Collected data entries
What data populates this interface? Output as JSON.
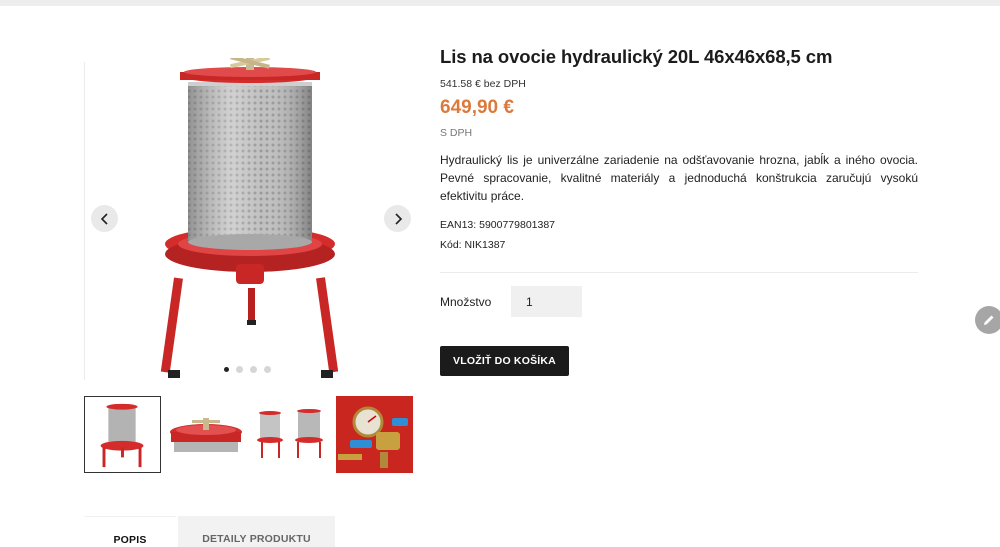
{
  "product": {
    "title": "Lis na ovocie hydraulický 20L 46x46x68,5 cm",
    "price_net": "541.58 € bez DPH",
    "price": "649,90 €",
    "vat_note": "S DPH",
    "description": "Hydraulický lis je univerzálne zariadenie na odšťavovanie hrozna, jabĺk a iného ovocia. Pevné spracovanie, kvalitné materiály a jednoduchá konštrukcia zaručujú vysokú efektivitu práce.",
    "ean": "EAN13: 5900779801387",
    "code": "Kód: NIK1387"
  },
  "purchase": {
    "qty_label": "Množstvo",
    "qty_value": "1",
    "add_to_cart": "VLOŽIŤ DO KOŠÍKA"
  },
  "gallery": {
    "slide_count": 4,
    "active_slide": 1,
    "thumbnails": [
      "press-front",
      "press-lid",
      "press-set",
      "pressure-gauge"
    ]
  },
  "tabs": [
    {
      "label": "POPIS",
      "active": true
    },
    {
      "label": "DETAILY PRODUKTU",
      "active": false
    }
  ],
  "colors": {
    "price": "#dc7a3d",
    "button": "#1b1b1b",
    "press_red": "#d42b2b"
  },
  "icons": {
    "prev": "chevron-left-icon",
    "next": "chevron-right-icon",
    "edit": "pencil-icon"
  }
}
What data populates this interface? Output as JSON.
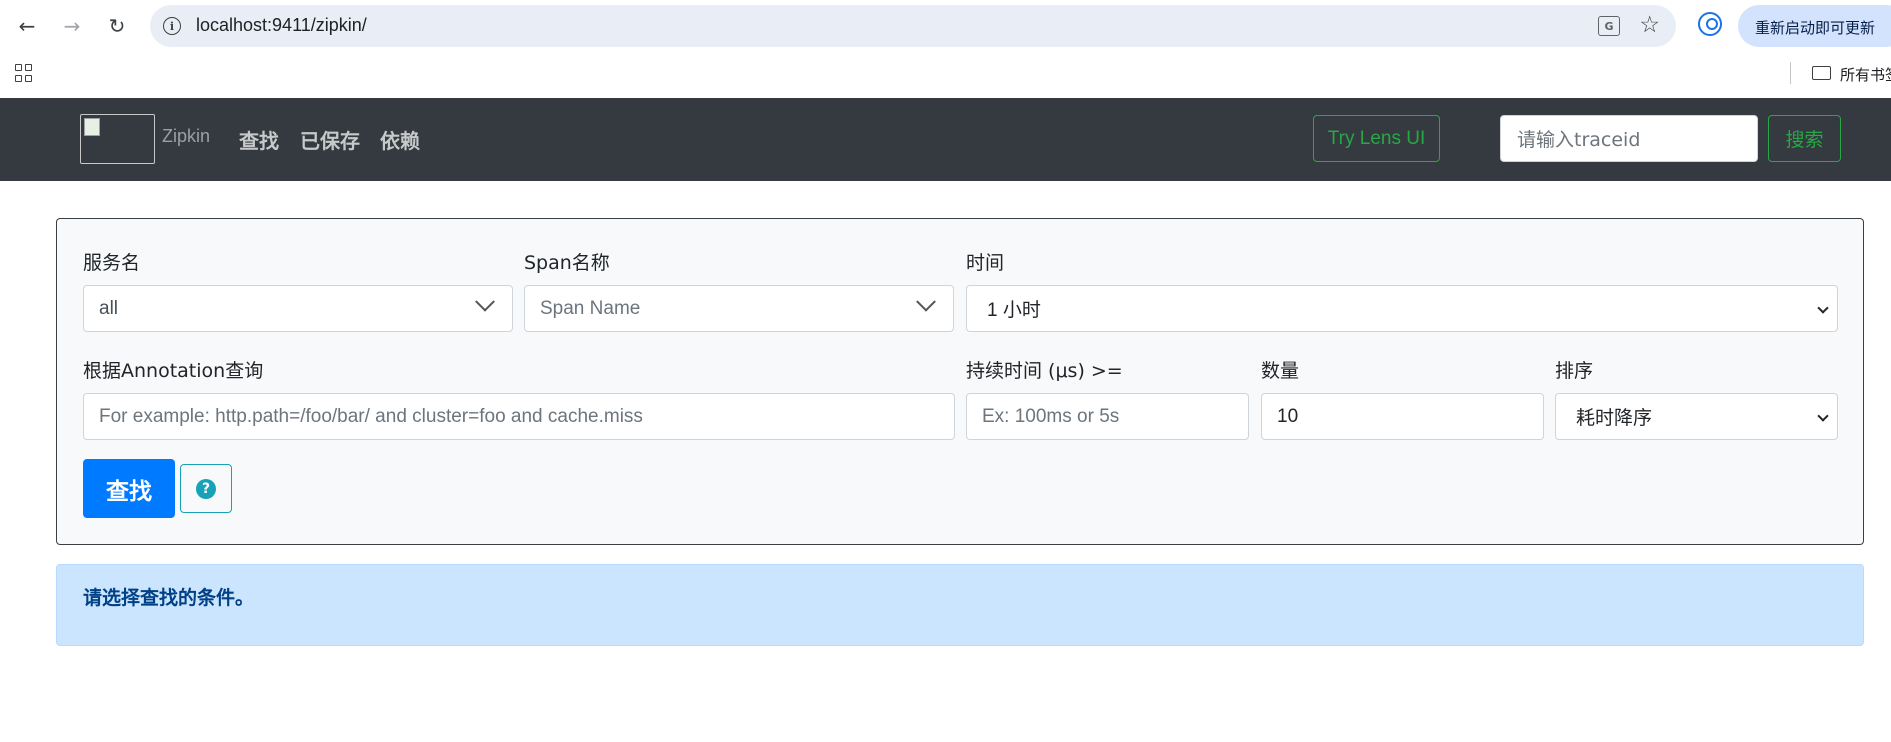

Exercise goal
Take the entries shown above and quote them verbatim, passing over the pictures.

Result
What data populates this interface? Output as JSON.
{
  "product": {
    "title": "Lis na ovocie hydraulický 20L 46x46x68,5 cm",
    "price_net": "541.58 € bez DPH",
    "price": "649,90 €",
    "vat_note": "S DPH",
    "description": "Hydraulický lis je univerzálne zariadenie na odšťavovanie hrozna, jabĺk a iného ovocia. Pevné spracovanie, kvalitné materiály a jednoduchá konštrukcia zaručujú vysokú efektivitu práce.",
    "ean": "EAN13: 5900779801387",
    "code": "Kód: NIK1387"
  },
  "purchase": {
    "qty_label": "Množstvo",
    "qty_value": "1",
    "add_to_cart": "VLOŽIŤ DO KOŠÍKA"
  },
  "gallery": {
    "slide_count": 4,
    "active_slide": 1,
    "thumbnails": [
      "press-front",
      "press-lid",
      "press-set",
      "pressure-gauge"
    ]
  },
  "tabs": [
    {
      "label": "POPIS",
      "active": true
    },
    {
      "label": "DETAILY PRODUKTU",
      "active": false
    }
  ],
  "colors": {
    "price": "#dc7a3d",
    "button": "#1b1b1b",
    "press_red": "#d42b2b"
  },
  "icons": {
    "prev": "chevron-left-icon",
    "next": "chevron-right-icon",
    "edit": "pencil-icon"
  }
}
What data populates this interface? Output as JSON.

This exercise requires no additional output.